■ DIRECTIONS
An exact copy of every record is needed.

[Figure collection entries]
☆ ☆ ☆ ☆ ☆ ☆ ☆

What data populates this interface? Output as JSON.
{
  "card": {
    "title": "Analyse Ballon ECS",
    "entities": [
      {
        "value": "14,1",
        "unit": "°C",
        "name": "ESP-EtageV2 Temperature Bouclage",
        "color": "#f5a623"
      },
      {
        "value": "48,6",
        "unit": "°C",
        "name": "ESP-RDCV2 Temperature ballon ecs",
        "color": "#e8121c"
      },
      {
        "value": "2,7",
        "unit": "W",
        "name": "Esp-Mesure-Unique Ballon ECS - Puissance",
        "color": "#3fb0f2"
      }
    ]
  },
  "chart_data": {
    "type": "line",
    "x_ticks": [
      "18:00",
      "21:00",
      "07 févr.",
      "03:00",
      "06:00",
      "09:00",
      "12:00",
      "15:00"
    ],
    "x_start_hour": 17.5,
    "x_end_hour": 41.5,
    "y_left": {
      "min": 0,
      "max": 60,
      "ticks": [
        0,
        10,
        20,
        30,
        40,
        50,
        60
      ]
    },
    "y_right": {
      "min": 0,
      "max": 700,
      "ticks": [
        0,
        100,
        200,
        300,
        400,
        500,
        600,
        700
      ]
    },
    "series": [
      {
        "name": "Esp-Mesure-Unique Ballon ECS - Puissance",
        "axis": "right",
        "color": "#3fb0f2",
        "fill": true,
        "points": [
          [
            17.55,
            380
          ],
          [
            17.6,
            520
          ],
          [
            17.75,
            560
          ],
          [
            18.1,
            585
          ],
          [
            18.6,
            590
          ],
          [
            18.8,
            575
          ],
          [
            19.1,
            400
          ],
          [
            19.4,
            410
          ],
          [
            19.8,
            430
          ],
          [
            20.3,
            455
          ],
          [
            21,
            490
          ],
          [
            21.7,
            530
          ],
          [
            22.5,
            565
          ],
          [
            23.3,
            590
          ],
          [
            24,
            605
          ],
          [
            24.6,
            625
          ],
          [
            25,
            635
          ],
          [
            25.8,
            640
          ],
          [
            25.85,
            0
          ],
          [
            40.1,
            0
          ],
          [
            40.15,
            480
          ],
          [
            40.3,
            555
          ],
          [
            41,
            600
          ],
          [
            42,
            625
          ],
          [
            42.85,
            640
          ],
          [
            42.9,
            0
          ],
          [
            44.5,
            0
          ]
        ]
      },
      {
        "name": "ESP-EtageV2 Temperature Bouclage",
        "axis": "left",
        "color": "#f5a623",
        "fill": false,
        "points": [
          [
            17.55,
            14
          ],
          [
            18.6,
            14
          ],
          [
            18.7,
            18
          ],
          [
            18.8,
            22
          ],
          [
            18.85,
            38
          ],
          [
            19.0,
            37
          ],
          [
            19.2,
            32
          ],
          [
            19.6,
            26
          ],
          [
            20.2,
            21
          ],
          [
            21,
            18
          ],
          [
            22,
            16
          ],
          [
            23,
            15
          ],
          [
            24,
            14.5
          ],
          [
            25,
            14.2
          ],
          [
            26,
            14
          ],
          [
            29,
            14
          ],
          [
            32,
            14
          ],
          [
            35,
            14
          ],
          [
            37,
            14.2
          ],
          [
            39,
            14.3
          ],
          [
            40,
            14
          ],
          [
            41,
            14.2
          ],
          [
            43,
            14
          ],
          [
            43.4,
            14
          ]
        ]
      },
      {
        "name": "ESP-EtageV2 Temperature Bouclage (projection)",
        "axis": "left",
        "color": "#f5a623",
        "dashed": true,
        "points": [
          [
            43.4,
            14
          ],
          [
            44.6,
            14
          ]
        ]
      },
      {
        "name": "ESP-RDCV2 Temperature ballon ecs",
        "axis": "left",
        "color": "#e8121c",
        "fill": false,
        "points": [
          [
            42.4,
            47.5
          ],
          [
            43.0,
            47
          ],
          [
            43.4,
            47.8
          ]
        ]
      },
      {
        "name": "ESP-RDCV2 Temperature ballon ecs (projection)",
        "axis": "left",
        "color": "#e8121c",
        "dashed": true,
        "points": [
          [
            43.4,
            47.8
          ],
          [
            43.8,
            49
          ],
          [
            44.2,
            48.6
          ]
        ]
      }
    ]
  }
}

☆ ☆ ☆ ☆ ☆ ☆ ☆

■ RESPONSE TO THIS TASK
What data populates this interface? Output as JSON.
{
  "card": {
    "title": "Analyse Ballon ECS",
    "entities": [
      {
        "value": "14,1",
        "unit": "°C",
        "name": "ESP-EtageV2 Temperature Bouclage",
        "color": "#f5a623"
      },
      {
        "value": "48,6",
        "unit": "°C",
        "name": "ESP-RDCV2 Temperature ballon ecs",
        "color": "#e8121c"
      },
      {
        "value": "2,7",
        "unit": "W",
        "name": "Esp-Mesure-Unique Ballon ECS - Puissance",
        "color": "#3fb0f2"
      }
    ]
  },
  "chart_data": {
    "type": "line",
    "x_ticks": [
      "18:00",
      "21:00",
      "07 févr.",
      "03:00",
      "06:00",
      "09:00",
      "12:00",
      "15:00"
    ],
    "x_start_hour": 17.5,
    "x_end_hour": 41.5,
    "y_left": {
      "min": 0,
      "max": 60,
      "ticks": [
        0,
        10,
        20,
        30,
        40,
        50,
        60
      ]
    },
    "y_right": {
      "min": 0,
      "max": 700,
      "ticks": [
        0,
        100,
        200,
        300,
        400,
        500,
        600,
        700
      ]
    },
    "series": [
      {
        "name": "Esp-Mesure-Unique Ballon ECS - Puissance",
        "axis": "right",
        "color": "#3fb0f2",
        "fill": true,
        "points": [
          [
            17.55,
            380
          ],
          [
            17.6,
            520
          ],
          [
            17.75,
            560
          ],
          [
            18.1,
            585
          ],
          [
            18.6,
            590
          ],
          [
            18.8,
            575
          ],
          [
            19.1,
            400
          ],
          [
            19.4,
            410
          ],
          [
            19.8,
            430
          ],
          [
            20.3,
            455
          ],
          [
            21,
            490
          ],
          [
            21.7,
            530
          ],
          [
            22.5,
            565
          ],
          [
            23.3,
            590
          ],
          [
            24,
            605
          ],
          [
            24.6,
            625
          ],
          [
            25,
            635
          ],
          [
            25.8,
            640
          ],
          [
            25.85,
            0
          ],
          [
            40.1,
            0
          ],
          [
            40.15,
            480
          ],
          [
            40.3,
            555
          ],
          [
            41,
            600
          ],
          [
            42,
            625
          ],
          [
            42.85,
            640
          ],
          [
            42.9,
            0
          ],
          [
            44.5,
            0
          ]
        ]
      },
      {
        "name": "ESP-EtageV2 Temperature Bouclage",
        "axis": "left",
        "color": "#f5a623",
        "fill": false,
        "points": [
          [
            17.55,
            14
          ],
          [
            18.6,
            14
          ],
          [
            18.7,
            18
          ],
          [
            18.8,
            22
          ],
          [
            18.85,
            38
          ],
          [
            19.0,
            37
          ],
          [
            19.2,
            32
          ],
          [
            19.6,
            26
          ],
          [
            20.2,
            21
          ],
          [
            21,
            18
          ],
          [
            22,
            16
          ],
          [
            23,
            15
          ],
          [
            24,
            14.5
          ],
          [
            25,
            14.2
          ],
          [
            26,
            14
          ],
          [
            29,
            14
          ],
          [
            32,
            14
          ],
          [
            35,
            14
          ],
          [
            37,
            14.2
          ],
          [
            39,
            14.3
          ],
          [
            40,
            14
          ],
          [
            41,
            14.2
          ],
          [
            43,
            14
          ],
          [
            43.4,
            14
          ]
        ]
      },
      {
        "name": "ESP-EtageV2 Temperature Bouclage (projection)",
        "axis": "left",
        "color": "#f5a623",
        "dashed": true,
        "points": [
          [
            43.4,
            14
          ],
          [
            44.6,
            14
          ]
        ]
      },
      {
        "name": "ESP-RDCV2 Temperature ballon ecs",
        "axis": "left",
        "color": "#e8121c",
        "fill": false,
        "points": [
          [
            42.4,
            47.5
          ],
          [
            43.0,
            47
          ],
          [
            43.4,
            47.8
          ]
        ]
      },
      {
        "name": "ESP-RDCV2 Temperature ballon ecs (projection)",
        "axis": "left",
        "color": "#e8121c",
        "dashed": true,
        "points": [
          [
            43.4,
            47.8
          ],
          [
            43.8,
            49
          ],
          [
            44.2,
            48.6
          ]
        ]
      }
    ]
  }
}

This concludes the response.